WRITTEN TASK - Without the images, output each record below as it stands.

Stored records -

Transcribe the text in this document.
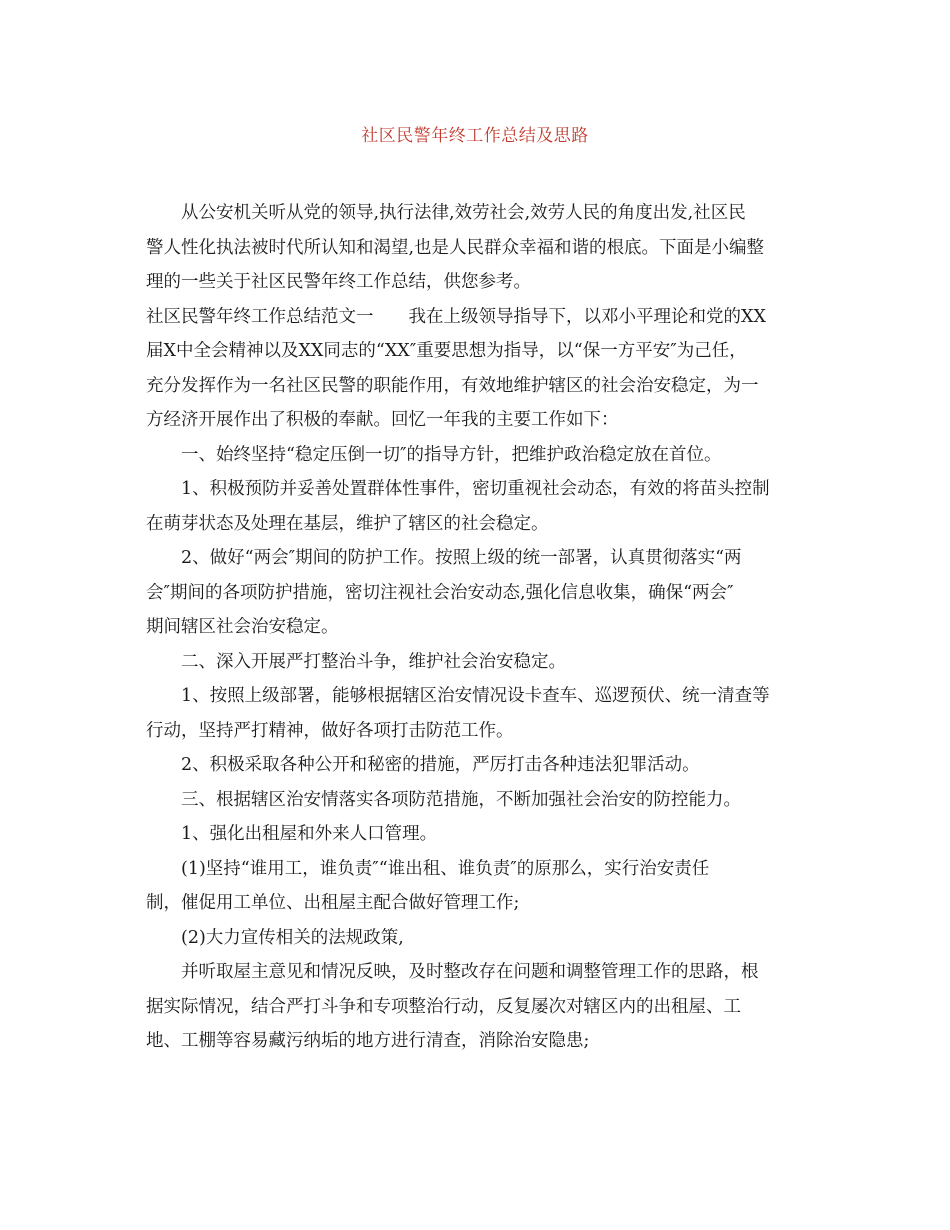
社区民警年终工作总结及思路
从公安机关听从党的领导,执行法律,效劳社会,效劳人民的角度出发,社区民
警人性化执法被时代所认知和渴望,也是人民群众幸福和谐的根底。下面是小编整
理的一些关于社区民警年终工作总结，供您参考。
社区民警年终工作总结范文一　　我在上级领导指导下，以邓小平理论和党的XX
届X中全会精神以及XX同志的“XX″重要思想为指导，以“保一方平安″为己任，
充分发挥作为一名社区民警的职能作用，有效地维护辖区的社会治安稳定，为一
方经济开展作出了积极的奉献。回忆一年我的主要工作如下：
一、始终坚持“稳定压倒一切″的指导方针，把维护政治稳定放在首位。
1、积极预防并妥善处置群体性事件，密切重视社会动态，有效的将苗头控制
在萌芽状态及处理在基层，维护了辖区的社会稳定。
2、做好“两会″期间的防护工作。按照上级的统一部署，认真贯彻落实“两
会″期间的各项防护措施，密切注视社会治安动态,强化信息收集，确保“两会″
期间辖区社会治安稳定。
二、深入开展严打整治斗争，维护社会治安稳定。
1、按照上级部署，能够根据辖区治安情况设卡查车、巡逻预伏、统一清查等
行动，坚持严打精神，做好各项打击防范工作。
2、积极采取各种公开和秘密的措施，严厉打击各种违法犯罪活动。
三、根据辖区治安情落实各项防范措施，不断加强社会治安的防控能力。
1、强化出租屋和外来人口管理。
(1)坚持“谁用工，谁负责″“谁出租、谁负责″的原那么，实行治安责任
制，催促用工单位、出租屋主配合做好管理工作;
(2)大力宣传相关的法规政策,
并听取屋主意见和情况反映，及时整改存在问题和调整管理工作的思路，根
据实际情况，结合严打斗争和专项整治行动，反复屡次对辖区内的出租屋、工
地、工棚等容易藏污纳垢的地方进行清查，消除治安隐患;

SOLUTION TO THE EXERCISE -
Transcribe the text in this document.
社区民警年终工作总结及思路
从公安机关听从党的领导,执行法律,效劳社会,效劳人民的角度出发,社区民
警人性化执法被时代所认知和渴望,也是人民群众幸福和谐的根底。下面是小编整
理的一些关于社区民警年终工作总结，供您参考。
社区民警年终工作总结范文一　　我在上级领导指导下，以邓小平理论和党的XX
届X中全会精神以及XX同志的“XX″重要思想为指导，以“保一方平安″为己任，
充分发挥作为一名社区民警的职能作用，有效地维护辖区的社会治安稳定，为一
方经济开展作出了积极的奉献。回忆一年我的主要工作如下：
一、始终坚持“稳定压倒一切″的指导方针，把维护政治稳定放在首位。
1、积极预防并妥善处置群体性事件，密切重视社会动态，有效的将苗头控制
在萌芽状态及处理在基层，维护了辖区的社会稳定。
2、做好“两会″期间的防护工作。按照上级的统一部署，认真贯彻落实“两
会″期间的各项防护措施，密切注视社会治安动态,强化信息收集，确保“两会″
期间辖区社会治安稳定。
二、深入开展严打整治斗争，维护社会治安稳定。
1、按照上级部署，能够根据辖区治安情况设卡查车、巡逻预伏、统一清查等
行动，坚持严打精神，做好各项打击防范工作。
2、积极采取各种公开和秘密的措施，严厉打击各种违法犯罪活动。
三、根据辖区治安情落实各项防范措施，不断加强社会治安的防控能力。
1、强化出租屋和外来人口管理。
(1)坚持“谁用工，谁负责″“谁出租、谁负责″的原那么，实行治安责任
制，催促用工单位、出租屋主配合做好管理工作;
(2)大力宣传相关的法规政策,
并听取屋主意见和情况反映，及时整改存在问题和调整管理工作的思路，根
据实际情况，结合严打斗争和专项整治行动，反复屡次对辖区内的出租屋、工
地、工棚等容易藏污纳垢的地方进行清查，消除治安隐患;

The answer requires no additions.